Problem to work on ▸ Go through the listing below and list every line with "color".

(Items from a figure collection)
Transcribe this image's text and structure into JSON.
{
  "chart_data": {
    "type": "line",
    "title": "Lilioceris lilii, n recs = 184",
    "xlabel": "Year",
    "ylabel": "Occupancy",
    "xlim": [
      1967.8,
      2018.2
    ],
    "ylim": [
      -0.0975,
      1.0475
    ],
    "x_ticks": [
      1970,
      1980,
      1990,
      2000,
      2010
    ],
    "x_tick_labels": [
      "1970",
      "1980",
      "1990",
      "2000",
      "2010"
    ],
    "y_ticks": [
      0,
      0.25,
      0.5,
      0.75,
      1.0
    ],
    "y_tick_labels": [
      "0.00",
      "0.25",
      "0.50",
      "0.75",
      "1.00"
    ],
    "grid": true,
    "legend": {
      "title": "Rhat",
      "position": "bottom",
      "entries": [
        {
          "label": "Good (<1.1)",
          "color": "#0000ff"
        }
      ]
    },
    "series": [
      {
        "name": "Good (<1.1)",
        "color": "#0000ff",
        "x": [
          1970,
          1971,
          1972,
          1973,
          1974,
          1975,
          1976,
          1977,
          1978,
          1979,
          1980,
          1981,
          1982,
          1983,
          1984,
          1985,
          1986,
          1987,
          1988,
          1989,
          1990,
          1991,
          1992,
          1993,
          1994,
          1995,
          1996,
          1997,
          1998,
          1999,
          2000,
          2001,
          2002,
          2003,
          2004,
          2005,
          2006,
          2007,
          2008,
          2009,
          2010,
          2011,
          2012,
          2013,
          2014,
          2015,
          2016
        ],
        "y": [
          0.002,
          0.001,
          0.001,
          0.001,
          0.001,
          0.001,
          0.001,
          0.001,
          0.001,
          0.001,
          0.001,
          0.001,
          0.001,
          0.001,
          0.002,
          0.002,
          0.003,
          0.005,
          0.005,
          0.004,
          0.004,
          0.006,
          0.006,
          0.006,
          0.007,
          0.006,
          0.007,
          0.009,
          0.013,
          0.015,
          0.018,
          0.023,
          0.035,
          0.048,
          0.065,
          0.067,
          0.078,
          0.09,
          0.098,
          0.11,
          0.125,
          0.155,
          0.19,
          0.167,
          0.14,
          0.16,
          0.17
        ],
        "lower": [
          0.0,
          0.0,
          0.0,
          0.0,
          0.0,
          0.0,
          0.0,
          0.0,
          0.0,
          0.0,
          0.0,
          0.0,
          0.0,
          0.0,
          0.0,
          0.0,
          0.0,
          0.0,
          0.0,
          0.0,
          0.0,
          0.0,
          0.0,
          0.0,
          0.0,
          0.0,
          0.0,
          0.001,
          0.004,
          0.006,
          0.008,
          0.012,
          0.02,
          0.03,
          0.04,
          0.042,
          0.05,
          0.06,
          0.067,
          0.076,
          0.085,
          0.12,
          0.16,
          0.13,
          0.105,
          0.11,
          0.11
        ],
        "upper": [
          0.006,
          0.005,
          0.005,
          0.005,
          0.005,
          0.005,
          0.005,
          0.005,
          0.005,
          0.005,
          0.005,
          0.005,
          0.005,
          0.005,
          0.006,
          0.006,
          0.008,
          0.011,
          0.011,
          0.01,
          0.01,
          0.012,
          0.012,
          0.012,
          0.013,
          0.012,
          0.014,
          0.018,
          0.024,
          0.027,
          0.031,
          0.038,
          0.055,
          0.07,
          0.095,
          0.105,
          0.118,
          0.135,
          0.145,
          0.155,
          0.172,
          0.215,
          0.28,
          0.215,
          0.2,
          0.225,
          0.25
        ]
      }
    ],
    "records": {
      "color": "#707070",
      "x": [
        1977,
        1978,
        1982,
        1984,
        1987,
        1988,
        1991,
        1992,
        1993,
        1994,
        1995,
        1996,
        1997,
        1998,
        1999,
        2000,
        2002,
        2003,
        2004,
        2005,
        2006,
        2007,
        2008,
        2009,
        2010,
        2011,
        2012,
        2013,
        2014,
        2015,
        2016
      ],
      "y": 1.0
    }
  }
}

Result ▸
          "color": "#0000ff"
        "color": "#0000ff",
      "color": "#707070",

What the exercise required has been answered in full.